## GOAL
Find each line holding the word "page" and give the total alone.

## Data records
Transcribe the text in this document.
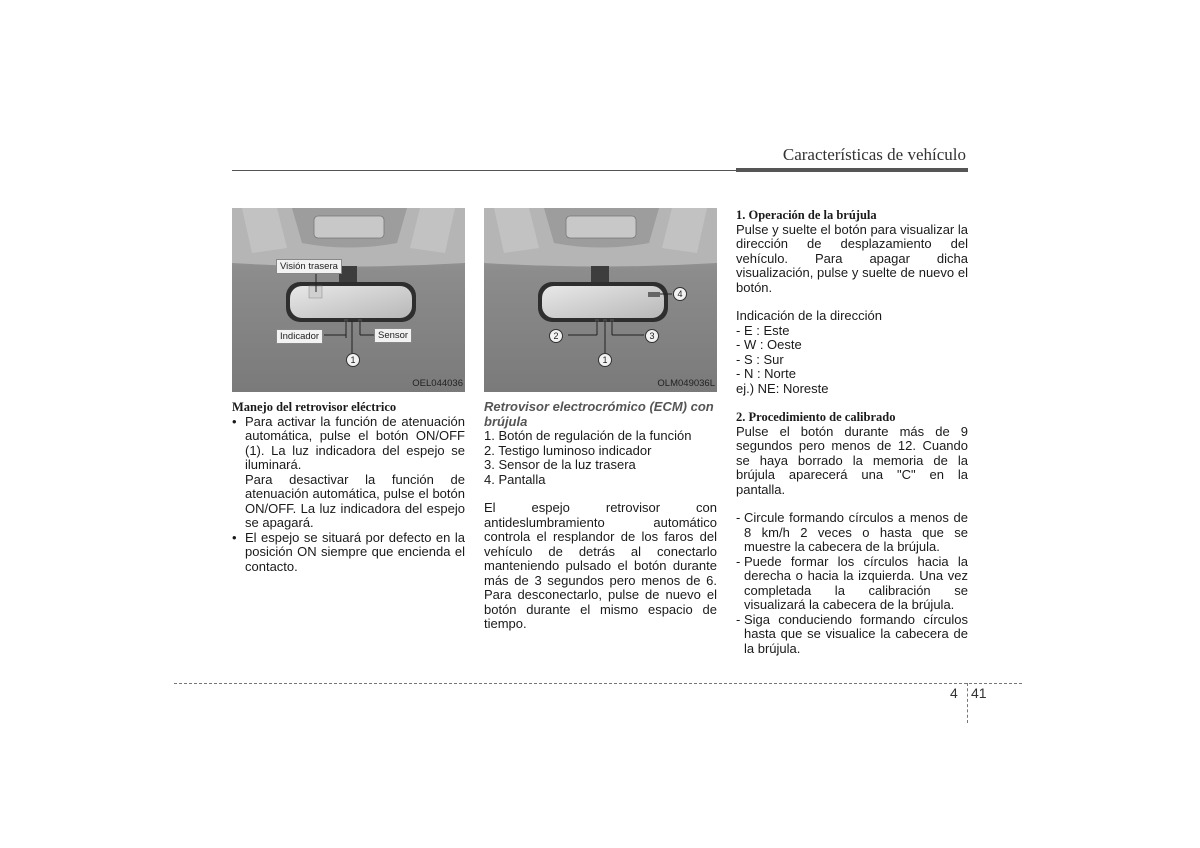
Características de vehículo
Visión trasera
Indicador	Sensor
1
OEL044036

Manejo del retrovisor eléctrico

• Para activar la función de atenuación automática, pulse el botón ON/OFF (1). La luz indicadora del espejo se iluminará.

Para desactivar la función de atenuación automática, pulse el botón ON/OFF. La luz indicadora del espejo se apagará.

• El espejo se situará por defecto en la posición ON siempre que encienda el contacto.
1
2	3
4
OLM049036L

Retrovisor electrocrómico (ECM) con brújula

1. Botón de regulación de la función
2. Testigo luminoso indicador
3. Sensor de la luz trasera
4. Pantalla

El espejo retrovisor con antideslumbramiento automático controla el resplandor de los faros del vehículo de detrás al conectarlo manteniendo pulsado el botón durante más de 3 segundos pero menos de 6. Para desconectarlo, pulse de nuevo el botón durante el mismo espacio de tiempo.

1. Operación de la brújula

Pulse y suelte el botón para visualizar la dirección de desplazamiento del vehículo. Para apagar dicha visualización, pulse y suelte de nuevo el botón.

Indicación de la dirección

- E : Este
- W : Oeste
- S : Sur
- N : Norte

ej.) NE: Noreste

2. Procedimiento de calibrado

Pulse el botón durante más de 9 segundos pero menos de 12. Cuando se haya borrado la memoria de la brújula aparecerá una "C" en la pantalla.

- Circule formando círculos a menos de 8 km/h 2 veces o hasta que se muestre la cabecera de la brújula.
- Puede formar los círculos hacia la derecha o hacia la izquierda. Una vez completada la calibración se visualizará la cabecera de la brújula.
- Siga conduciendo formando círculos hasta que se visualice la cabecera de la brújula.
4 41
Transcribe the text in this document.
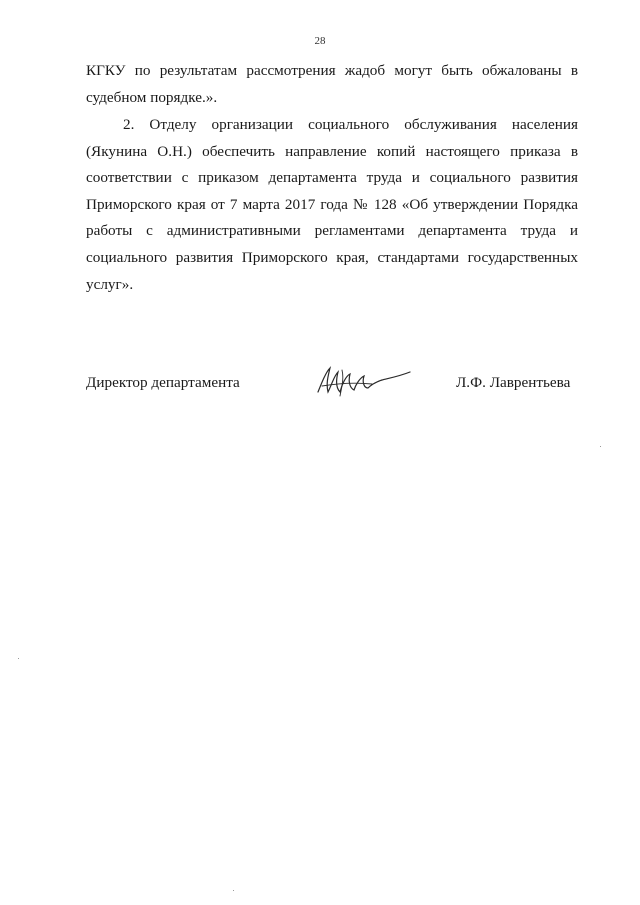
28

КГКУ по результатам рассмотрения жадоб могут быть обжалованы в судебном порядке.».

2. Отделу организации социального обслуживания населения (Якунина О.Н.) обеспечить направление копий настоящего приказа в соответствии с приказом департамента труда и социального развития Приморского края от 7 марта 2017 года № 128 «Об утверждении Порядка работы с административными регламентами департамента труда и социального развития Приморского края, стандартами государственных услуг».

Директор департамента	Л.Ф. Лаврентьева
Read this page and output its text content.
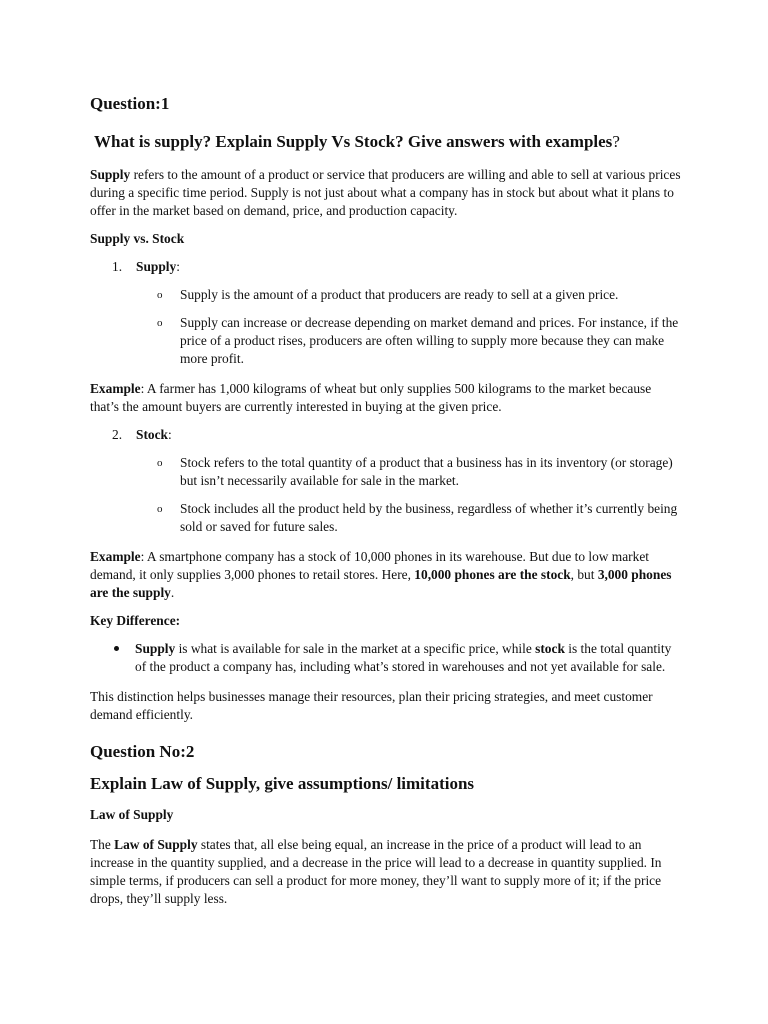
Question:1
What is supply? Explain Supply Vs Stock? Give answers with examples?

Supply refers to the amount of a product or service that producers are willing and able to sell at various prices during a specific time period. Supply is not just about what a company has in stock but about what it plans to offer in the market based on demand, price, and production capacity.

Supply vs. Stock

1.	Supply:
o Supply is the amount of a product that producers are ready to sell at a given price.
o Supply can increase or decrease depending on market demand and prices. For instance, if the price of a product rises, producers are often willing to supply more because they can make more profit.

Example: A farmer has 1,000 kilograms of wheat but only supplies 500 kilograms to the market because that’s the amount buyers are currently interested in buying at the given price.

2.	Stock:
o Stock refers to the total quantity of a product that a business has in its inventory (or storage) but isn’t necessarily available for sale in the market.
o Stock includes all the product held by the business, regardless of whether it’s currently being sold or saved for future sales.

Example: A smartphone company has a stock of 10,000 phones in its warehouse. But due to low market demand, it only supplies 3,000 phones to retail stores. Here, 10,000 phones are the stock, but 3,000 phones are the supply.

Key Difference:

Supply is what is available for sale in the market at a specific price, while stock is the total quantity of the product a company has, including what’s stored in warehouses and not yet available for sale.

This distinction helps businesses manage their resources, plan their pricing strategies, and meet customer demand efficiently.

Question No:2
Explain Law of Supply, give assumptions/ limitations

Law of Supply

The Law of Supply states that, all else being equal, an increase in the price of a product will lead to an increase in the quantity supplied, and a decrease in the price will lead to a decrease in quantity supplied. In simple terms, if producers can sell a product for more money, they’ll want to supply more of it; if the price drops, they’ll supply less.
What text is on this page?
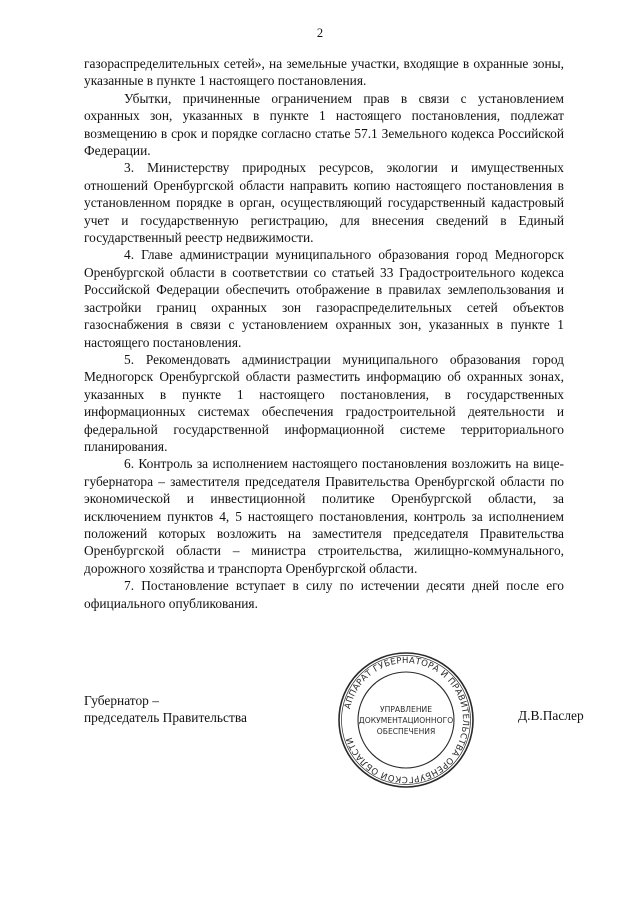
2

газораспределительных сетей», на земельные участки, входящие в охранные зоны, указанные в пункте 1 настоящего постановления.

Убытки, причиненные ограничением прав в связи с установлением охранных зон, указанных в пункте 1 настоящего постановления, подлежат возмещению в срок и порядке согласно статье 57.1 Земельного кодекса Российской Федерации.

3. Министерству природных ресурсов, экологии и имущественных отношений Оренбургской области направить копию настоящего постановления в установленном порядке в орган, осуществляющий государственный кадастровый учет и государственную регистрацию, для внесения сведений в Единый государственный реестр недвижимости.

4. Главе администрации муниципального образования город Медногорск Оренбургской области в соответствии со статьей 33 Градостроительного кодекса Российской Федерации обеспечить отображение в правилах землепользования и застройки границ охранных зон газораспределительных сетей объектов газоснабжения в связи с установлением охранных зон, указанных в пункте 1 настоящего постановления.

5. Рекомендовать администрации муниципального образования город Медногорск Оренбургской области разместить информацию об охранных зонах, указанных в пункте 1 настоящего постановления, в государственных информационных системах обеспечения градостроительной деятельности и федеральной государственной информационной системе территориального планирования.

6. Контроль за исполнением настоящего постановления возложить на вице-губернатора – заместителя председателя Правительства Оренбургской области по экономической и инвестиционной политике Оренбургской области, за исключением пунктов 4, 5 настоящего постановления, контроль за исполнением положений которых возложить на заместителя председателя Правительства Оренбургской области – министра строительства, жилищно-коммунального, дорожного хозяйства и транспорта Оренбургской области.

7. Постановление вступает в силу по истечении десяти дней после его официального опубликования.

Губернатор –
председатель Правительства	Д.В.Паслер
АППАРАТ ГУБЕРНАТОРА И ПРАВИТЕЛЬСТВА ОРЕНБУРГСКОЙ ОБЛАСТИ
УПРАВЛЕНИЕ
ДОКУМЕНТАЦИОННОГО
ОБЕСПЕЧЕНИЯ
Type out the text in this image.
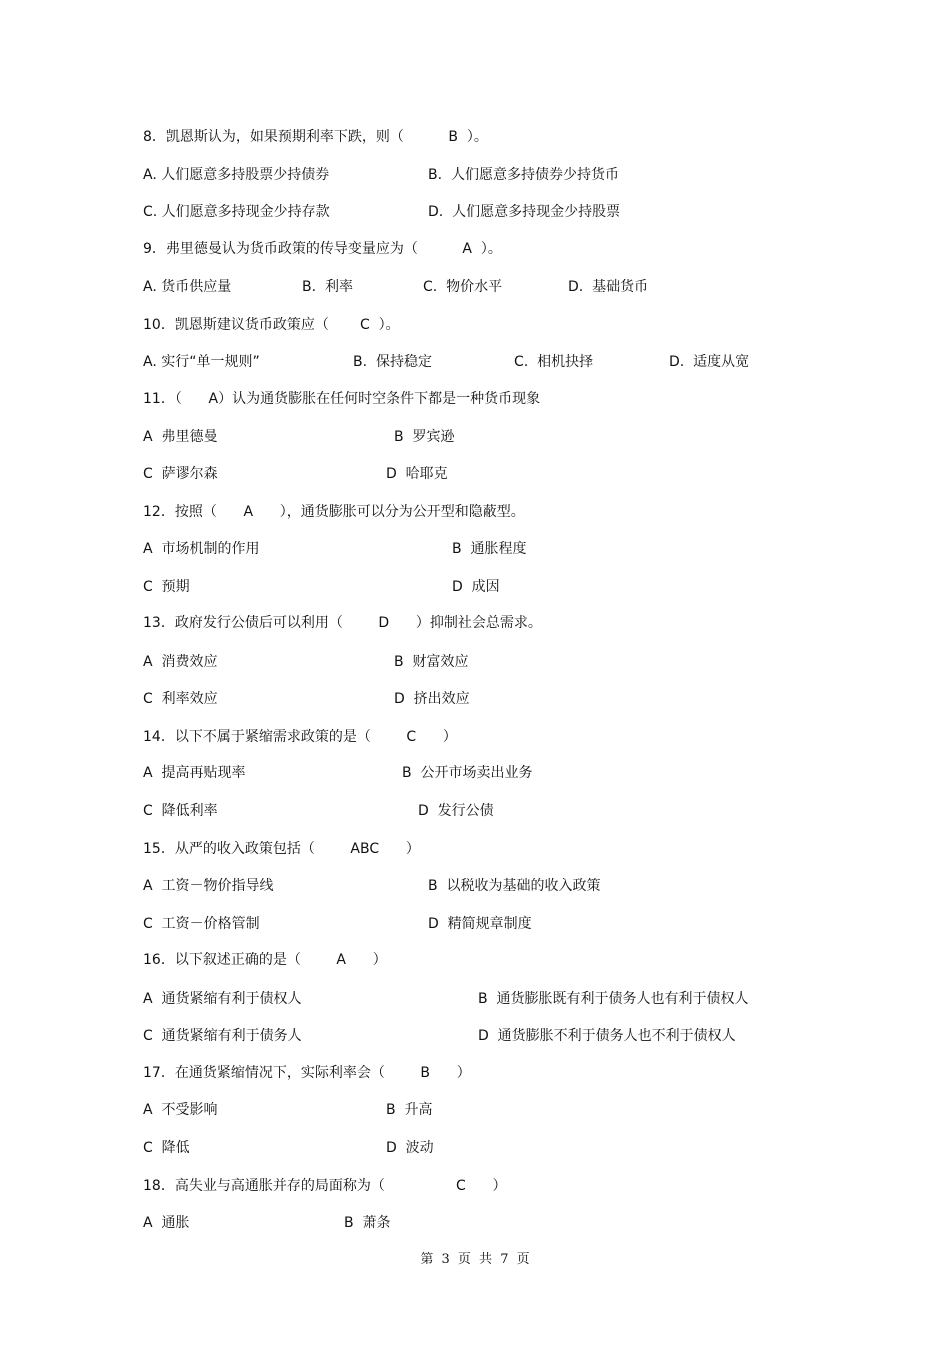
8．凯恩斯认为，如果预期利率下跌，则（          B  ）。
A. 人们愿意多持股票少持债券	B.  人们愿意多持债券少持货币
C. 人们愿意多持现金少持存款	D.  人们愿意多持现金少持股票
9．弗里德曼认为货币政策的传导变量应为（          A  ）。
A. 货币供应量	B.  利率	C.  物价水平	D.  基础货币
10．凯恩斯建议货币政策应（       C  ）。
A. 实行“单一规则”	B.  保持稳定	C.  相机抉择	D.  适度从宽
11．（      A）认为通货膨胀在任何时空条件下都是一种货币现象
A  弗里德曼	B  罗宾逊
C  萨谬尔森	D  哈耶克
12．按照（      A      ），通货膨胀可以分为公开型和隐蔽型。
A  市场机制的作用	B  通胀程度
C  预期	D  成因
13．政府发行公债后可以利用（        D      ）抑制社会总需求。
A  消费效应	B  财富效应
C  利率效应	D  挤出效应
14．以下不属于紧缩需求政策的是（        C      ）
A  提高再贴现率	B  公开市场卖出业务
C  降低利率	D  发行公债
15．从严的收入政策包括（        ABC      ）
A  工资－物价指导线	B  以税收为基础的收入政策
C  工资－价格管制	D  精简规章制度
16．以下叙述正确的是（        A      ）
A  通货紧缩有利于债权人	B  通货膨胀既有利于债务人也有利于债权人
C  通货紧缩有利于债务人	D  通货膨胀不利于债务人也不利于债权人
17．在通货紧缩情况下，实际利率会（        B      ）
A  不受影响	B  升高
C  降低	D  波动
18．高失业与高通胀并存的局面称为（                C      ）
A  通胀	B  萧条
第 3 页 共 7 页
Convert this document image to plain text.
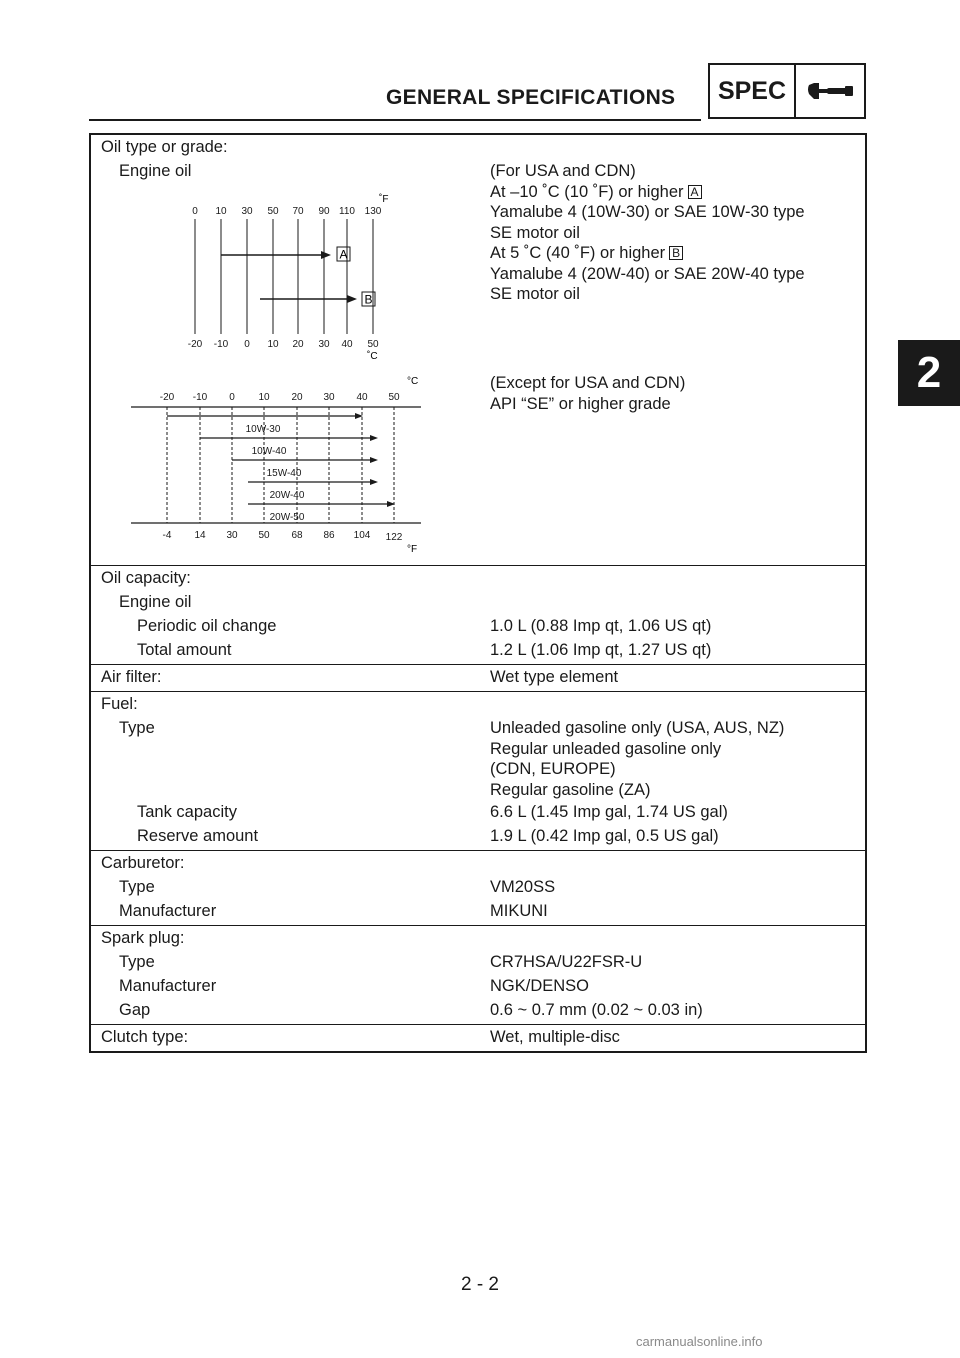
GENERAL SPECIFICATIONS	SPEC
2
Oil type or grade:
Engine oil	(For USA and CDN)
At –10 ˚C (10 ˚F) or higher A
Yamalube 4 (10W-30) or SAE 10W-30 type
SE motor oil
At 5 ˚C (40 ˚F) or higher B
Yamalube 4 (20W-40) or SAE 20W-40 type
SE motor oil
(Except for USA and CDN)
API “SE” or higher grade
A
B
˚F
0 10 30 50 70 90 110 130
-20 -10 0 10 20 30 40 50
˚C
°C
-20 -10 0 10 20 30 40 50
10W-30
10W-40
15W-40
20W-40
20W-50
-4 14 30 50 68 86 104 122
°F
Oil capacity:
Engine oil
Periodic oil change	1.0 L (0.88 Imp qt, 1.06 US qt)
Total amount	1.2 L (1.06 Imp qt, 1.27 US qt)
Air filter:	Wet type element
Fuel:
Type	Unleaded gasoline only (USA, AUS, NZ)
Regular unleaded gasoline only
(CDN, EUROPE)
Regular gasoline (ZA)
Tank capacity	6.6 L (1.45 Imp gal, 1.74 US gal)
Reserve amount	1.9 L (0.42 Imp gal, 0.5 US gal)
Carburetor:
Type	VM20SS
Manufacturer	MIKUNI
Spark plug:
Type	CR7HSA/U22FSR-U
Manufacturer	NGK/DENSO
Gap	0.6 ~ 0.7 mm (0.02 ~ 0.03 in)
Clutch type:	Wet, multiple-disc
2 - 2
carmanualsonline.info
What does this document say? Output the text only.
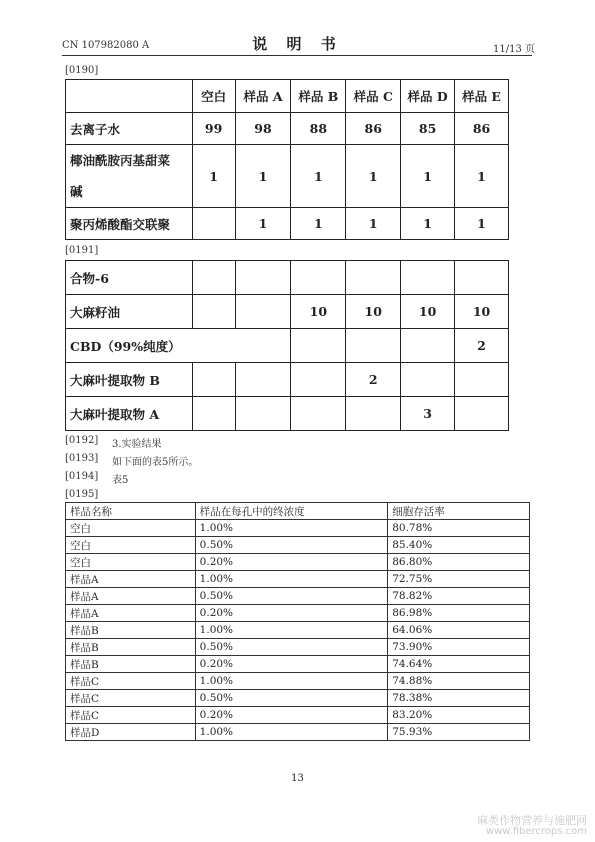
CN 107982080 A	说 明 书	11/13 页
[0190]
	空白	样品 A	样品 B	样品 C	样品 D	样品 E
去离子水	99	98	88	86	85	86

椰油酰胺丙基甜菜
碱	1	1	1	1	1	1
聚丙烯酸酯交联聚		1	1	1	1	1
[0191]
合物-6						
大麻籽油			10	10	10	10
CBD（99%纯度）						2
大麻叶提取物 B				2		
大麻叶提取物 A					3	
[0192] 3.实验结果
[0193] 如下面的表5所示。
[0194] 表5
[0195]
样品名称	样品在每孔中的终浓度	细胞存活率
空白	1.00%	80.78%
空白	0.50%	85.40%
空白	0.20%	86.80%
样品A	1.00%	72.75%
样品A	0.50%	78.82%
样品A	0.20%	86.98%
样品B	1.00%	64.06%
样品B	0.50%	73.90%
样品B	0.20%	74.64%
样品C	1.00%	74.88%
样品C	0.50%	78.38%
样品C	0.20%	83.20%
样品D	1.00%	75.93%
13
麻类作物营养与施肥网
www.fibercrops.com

## TASK RESULT
2